··· GIVEN INFORMATION ···

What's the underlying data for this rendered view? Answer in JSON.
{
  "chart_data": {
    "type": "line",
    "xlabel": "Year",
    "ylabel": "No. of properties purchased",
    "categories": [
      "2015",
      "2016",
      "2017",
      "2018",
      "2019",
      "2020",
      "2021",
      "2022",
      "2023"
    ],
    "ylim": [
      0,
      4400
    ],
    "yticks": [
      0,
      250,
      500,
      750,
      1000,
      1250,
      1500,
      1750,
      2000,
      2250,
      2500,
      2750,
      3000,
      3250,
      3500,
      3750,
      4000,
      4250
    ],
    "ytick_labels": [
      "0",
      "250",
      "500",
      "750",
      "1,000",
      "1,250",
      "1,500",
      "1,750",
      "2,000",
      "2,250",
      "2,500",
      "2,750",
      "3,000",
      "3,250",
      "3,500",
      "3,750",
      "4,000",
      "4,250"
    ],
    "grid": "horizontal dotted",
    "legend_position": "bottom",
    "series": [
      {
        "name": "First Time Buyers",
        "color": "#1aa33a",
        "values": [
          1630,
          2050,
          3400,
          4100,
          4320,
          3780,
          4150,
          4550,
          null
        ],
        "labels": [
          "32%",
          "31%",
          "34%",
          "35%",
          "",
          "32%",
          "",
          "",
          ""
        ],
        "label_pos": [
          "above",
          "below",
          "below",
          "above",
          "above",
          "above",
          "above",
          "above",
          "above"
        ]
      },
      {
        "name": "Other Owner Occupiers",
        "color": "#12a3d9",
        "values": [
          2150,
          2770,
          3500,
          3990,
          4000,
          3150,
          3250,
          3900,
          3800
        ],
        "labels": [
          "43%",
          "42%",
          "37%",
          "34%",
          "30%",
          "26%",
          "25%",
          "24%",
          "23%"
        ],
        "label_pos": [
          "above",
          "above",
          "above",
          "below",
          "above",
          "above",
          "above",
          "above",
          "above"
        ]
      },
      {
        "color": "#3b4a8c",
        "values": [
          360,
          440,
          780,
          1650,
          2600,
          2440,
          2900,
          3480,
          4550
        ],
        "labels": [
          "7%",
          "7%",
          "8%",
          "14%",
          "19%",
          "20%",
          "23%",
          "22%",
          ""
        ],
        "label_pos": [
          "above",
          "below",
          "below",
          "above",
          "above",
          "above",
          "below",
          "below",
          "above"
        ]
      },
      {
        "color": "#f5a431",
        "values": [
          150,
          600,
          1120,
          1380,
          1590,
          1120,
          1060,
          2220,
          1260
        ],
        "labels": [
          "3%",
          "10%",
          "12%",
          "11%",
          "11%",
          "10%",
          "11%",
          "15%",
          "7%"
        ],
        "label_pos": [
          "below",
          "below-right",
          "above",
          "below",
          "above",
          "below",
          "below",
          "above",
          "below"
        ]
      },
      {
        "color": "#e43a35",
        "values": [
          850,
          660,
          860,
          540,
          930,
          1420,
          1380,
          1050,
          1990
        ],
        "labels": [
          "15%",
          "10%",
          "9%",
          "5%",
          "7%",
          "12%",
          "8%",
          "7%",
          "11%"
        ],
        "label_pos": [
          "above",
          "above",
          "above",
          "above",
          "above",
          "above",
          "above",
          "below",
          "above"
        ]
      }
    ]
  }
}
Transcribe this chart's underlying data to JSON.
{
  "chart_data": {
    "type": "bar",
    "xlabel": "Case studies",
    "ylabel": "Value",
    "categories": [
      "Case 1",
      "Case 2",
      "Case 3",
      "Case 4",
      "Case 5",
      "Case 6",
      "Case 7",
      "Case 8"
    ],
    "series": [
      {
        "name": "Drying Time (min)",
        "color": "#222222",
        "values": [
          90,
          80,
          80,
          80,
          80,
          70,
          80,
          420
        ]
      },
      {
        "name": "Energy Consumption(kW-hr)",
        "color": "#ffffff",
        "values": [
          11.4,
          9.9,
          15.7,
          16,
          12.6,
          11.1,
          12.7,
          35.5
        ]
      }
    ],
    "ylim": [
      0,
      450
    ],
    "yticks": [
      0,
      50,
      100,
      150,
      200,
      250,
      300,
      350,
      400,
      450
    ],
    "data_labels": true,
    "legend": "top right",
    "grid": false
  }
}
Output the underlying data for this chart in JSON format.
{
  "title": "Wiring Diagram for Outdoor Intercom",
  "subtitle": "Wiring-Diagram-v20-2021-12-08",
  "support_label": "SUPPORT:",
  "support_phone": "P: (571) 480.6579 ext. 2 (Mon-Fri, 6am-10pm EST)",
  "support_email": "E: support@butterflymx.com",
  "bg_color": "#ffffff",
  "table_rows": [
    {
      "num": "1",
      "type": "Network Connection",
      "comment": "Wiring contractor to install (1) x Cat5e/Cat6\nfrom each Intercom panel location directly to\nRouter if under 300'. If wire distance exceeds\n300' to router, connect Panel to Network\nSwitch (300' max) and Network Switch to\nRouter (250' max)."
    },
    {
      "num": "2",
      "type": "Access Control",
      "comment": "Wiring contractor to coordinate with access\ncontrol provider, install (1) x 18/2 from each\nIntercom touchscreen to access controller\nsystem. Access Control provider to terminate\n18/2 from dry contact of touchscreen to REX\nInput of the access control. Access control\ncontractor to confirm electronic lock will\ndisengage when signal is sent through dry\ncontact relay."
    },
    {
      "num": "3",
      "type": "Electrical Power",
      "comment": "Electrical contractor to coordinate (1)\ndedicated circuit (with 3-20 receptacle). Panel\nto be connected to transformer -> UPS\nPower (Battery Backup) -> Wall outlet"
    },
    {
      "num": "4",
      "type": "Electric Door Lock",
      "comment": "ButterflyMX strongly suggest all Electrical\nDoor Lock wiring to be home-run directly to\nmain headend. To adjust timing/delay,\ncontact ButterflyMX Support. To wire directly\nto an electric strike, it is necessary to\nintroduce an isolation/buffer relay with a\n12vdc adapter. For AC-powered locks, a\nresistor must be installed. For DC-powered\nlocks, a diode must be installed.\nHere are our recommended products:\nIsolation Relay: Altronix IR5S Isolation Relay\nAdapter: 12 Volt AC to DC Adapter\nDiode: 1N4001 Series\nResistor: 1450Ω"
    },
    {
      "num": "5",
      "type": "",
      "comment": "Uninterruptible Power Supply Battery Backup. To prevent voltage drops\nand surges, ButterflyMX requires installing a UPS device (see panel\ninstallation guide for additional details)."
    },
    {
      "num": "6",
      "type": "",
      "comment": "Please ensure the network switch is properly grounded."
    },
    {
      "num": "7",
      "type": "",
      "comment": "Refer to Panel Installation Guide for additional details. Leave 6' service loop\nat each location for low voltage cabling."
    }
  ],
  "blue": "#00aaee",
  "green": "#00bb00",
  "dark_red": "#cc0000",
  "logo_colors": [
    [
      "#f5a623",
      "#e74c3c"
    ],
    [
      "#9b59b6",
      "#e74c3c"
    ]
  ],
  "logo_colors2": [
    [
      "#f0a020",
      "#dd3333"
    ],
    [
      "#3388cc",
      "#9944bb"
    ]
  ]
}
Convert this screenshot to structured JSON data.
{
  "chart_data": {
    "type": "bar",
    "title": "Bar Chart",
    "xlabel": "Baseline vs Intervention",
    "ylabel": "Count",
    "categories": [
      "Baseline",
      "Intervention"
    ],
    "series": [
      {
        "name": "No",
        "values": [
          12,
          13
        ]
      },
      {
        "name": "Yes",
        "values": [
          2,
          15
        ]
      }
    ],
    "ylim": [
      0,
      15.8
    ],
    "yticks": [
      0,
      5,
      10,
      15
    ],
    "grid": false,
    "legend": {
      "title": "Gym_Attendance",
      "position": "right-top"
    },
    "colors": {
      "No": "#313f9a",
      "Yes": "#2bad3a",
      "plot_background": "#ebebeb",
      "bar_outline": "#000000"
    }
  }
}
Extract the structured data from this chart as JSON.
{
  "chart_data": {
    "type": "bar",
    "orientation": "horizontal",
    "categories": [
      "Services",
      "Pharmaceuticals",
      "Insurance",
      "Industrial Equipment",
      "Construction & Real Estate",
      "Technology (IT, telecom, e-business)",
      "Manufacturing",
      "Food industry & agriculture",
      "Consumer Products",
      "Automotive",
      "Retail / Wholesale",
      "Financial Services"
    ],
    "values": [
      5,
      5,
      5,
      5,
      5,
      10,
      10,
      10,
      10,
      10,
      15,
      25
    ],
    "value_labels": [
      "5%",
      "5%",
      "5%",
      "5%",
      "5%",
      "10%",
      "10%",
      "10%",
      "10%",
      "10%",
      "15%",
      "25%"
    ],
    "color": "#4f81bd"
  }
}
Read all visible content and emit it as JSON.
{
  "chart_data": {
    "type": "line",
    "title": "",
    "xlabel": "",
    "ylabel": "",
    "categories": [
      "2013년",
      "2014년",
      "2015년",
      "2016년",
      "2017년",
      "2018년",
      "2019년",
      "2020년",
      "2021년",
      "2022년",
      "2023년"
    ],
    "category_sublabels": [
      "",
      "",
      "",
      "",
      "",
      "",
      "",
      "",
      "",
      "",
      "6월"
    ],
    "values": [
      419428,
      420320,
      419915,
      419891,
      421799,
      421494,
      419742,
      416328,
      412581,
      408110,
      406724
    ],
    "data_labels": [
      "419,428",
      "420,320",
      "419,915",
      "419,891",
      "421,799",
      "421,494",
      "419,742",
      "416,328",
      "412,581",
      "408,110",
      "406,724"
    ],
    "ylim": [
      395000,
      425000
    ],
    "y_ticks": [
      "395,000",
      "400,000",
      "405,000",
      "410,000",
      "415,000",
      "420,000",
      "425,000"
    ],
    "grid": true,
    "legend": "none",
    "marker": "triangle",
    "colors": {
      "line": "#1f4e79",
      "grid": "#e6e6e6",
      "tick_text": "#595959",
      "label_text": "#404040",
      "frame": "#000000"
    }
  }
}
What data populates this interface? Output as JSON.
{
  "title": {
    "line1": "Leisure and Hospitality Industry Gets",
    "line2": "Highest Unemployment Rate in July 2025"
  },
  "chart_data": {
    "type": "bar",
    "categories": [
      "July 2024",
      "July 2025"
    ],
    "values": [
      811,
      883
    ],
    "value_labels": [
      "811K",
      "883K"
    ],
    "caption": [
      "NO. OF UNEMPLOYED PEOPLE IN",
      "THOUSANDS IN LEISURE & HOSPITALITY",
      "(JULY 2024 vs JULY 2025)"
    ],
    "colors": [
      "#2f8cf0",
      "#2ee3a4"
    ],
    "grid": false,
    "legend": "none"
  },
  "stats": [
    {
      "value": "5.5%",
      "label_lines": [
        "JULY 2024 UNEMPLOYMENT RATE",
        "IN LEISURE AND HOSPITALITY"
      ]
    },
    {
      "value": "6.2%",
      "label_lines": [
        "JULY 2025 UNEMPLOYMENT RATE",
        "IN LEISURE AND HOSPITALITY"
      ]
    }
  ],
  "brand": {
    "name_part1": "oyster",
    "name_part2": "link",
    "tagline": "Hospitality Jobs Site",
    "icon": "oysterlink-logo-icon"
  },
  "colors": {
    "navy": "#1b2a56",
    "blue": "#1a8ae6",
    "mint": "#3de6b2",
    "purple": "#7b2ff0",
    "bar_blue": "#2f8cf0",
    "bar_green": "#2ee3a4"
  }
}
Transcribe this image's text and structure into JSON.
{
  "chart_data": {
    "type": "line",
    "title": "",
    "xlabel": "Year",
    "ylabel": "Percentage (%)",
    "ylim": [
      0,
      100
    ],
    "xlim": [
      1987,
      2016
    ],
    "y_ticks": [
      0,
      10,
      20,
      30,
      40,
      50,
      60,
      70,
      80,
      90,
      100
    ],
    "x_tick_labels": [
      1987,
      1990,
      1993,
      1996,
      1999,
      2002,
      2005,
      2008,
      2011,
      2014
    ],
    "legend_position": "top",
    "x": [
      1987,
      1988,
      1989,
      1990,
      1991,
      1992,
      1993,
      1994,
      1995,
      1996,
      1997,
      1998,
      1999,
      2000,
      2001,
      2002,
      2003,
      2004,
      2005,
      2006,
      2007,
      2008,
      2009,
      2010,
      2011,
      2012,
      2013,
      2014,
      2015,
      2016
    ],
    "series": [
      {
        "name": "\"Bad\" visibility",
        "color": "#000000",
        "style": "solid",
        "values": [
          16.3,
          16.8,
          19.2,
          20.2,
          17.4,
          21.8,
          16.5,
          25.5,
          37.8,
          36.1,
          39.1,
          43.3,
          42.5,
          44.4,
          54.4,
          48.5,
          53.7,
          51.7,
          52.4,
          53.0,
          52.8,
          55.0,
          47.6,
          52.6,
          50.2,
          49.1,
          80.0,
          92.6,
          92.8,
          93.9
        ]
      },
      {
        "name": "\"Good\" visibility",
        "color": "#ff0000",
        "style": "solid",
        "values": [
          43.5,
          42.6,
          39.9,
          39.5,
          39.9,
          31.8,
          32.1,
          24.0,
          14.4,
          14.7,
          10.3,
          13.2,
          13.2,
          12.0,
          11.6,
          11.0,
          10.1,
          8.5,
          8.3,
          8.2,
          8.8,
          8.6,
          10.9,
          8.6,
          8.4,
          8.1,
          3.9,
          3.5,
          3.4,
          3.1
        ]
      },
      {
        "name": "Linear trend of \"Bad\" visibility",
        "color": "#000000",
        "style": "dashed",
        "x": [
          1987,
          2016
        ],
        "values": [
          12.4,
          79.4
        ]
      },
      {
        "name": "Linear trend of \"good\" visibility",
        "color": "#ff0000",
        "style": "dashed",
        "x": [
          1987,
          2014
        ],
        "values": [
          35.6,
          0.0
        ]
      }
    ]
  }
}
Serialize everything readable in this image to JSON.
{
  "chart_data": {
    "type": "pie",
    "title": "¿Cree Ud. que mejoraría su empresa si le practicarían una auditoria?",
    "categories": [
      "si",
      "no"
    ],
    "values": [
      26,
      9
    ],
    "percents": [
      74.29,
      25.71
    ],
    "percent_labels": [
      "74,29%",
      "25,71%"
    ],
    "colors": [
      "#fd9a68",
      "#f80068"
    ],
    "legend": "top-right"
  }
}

···

▶ _TASK GOAL_
The lines to collect are those holding the string "Diagram"; copy them all.

▶ _ANSWER_
  "title": "Wiring Diagram for Outdoor Intercom",
  "subtitle": "Wiring-Diagram-v20-2021-12-08",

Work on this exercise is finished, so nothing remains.